INSTRUCTIONS FOR THE TASK |
Every entry must be echoed exactly.

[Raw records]
--
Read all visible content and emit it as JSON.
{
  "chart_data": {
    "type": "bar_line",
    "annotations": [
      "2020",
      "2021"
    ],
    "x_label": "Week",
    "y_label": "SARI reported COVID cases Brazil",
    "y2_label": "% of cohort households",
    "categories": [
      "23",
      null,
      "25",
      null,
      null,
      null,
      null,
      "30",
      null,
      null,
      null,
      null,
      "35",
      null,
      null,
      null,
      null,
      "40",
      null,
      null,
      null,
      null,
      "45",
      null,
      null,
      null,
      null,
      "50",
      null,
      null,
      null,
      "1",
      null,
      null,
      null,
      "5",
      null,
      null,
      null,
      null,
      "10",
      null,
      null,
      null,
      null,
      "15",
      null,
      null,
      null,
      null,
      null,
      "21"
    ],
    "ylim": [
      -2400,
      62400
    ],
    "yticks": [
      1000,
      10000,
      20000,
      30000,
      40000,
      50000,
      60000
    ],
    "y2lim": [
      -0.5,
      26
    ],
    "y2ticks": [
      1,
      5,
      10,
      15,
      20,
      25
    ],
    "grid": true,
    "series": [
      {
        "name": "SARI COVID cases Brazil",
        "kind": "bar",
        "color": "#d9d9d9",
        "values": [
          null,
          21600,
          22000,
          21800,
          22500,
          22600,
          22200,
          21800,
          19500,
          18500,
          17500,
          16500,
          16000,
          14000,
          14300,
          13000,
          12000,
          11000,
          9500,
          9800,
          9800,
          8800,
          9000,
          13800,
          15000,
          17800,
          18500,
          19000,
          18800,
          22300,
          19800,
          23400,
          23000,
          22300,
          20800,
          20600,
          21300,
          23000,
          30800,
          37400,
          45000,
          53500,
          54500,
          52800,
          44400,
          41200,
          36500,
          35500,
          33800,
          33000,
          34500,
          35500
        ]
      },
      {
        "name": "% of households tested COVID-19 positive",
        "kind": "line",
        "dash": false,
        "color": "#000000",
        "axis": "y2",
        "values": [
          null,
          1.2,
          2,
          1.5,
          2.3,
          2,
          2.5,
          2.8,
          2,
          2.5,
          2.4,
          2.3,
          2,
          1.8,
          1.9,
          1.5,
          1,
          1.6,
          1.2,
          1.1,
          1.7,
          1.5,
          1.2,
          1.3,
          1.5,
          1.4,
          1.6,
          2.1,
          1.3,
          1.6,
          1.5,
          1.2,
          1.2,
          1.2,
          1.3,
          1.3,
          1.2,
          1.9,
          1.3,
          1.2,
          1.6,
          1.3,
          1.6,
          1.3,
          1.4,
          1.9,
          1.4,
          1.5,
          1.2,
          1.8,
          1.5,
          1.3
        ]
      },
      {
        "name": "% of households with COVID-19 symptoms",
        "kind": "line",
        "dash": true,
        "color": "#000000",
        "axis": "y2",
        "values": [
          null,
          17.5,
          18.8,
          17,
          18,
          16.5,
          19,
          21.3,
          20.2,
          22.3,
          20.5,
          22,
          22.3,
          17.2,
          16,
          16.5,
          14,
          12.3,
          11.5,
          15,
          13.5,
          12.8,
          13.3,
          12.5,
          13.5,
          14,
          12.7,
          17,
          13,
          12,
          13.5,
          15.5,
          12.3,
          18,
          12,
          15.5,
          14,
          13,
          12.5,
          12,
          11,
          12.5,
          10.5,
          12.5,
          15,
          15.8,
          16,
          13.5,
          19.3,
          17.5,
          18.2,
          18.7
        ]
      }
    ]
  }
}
--
FINAL RESULT |
Read all visible content and emit it as JSON.
{
  "chart_data": {
    "type": "bar_line",
    "annotations": [
      "2020",
      "2021"
    ],
    "x_label": "Week",
    "y_label": "SARI reported COVID cases Brazil",
    "y2_label": "% of cohort households",
    "categories": [
      "23",
      null,
      "25",
      null,
      null,
      null,
      null,
      "30",
      null,
      null,
      null,
      null,
      "35",
      null,
      null,
      null,
      null,
      "40",
      null,
      null,
      null,
      null,
      "45",
      null,
      null,
      null,
      null,
      "50",
      null,
      null,
      null,
      "1",
      null,
      null,
      null,
      "5",
      null,
      null,
      null,
      null,
      "10",
      null,
      null,
      null,
      null,
      "15",
      null,
      null,
      null,
      null,
      null,
      "21"
    ],
    "ylim": [
      -2400,
      62400
    ],
    "yticks": [
      1000,
      10000,
      20000,
      30000,
      40000,
      50000,
      60000
    ],
    "y2lim": [
      -0.5,
      26
    ],
    "y2ticks": [
      1,
      5,
      10,
      15,
      20,
      25
    ],
    "grid": true,
    "series": [
      {
        "name": "SARI COVID cases Brazil",
        "kind": "bar",
        "color": "#d9d9d9",
        "values": [
          null,
          21600,
          22000,
          21800,
          22500,
          22600,
          22200,
          21800,
          19500,
          18500,
          17500,
          16500,
          16000,
          14000,
          14300,
          13000,
          12000,
          11000,
          9500,
          9800,
          9800,
          8800,
          9000,
          13800,
          15000,
          17800,
          18500,
          19000,
          18800,
          22300,
          19800,
          23400,
          23000,
          22300,
          20800,
          20600,
          21300,
          23000,
          30800,
          37400,
          45000,
          53500,
          54500,
          52800,
          44400,
          41200,
          36500,
          35500,
          33800,
          33000,
          34500,
          35500
        ]
      },
      {
        "name": "% of households tested COVID-19 positive",
        "kind": "line",
        "dash": false,
        "color": "#000000",
        "axis": "y2",
        "values": [
          null,
          1.2,
          2,
          1.5,
          2.3,
          2,
          2.5,
          2.8,
          2,
          2.5,
          2.4,
          2.3,
          2,
          1.8,
          1.9,
          1.5,
          1,
          1.6,
          1.2,
          1.1,
          1.7,
          1.5,
          1.2,
          1.3,
          1.5,
          1.4,
          1.6,
          2.1,
          1.3,
          1.6,
          1.5,
          1.2,
          1.2,
          1.2,
          1.3,
          1.3,
          1.2,
          1.9,
          1.3,
          1.2,
          1.6,
          1.3,
          1.6,
          1.3,
          1.4,
          1.9,
          1.4,
          1.5,
          1.2,
          1.8,
          1.5,
          1.3
        ]
      },
      {
        "name": "% of households with COVID-19 symptoms",
        "kind": "line",
        "dash": true,
        "color": "#000000",
        "axis": "y2",
        "values": [
          null,
          17.5,
          18.8,
          17,
          18,
          16.5,
          19,
          21.3,
          20.2,
          22.3,
          20.5,
          22,
          22.3,
          17.2,
          16,
          16.5,
          14,
          12.3,
          11.5,
          15,
          13.5,
          12.8,
          13.3,
          12.5,
          13.5,
          14,
          12.7,
          17,
          13,
          12,
          13.5,
          15.5,
          12.3,
          18,
          12,
          15.5,
          14,
          13,
          12.5,
          12,
          11,
          12.5,
          10.5,
          12.5,
          15,
          15.8,
          16,
          13.5,
          19.3,
          17.5,
          18.2,
          18.7
        ]
      }
    ]
  }
}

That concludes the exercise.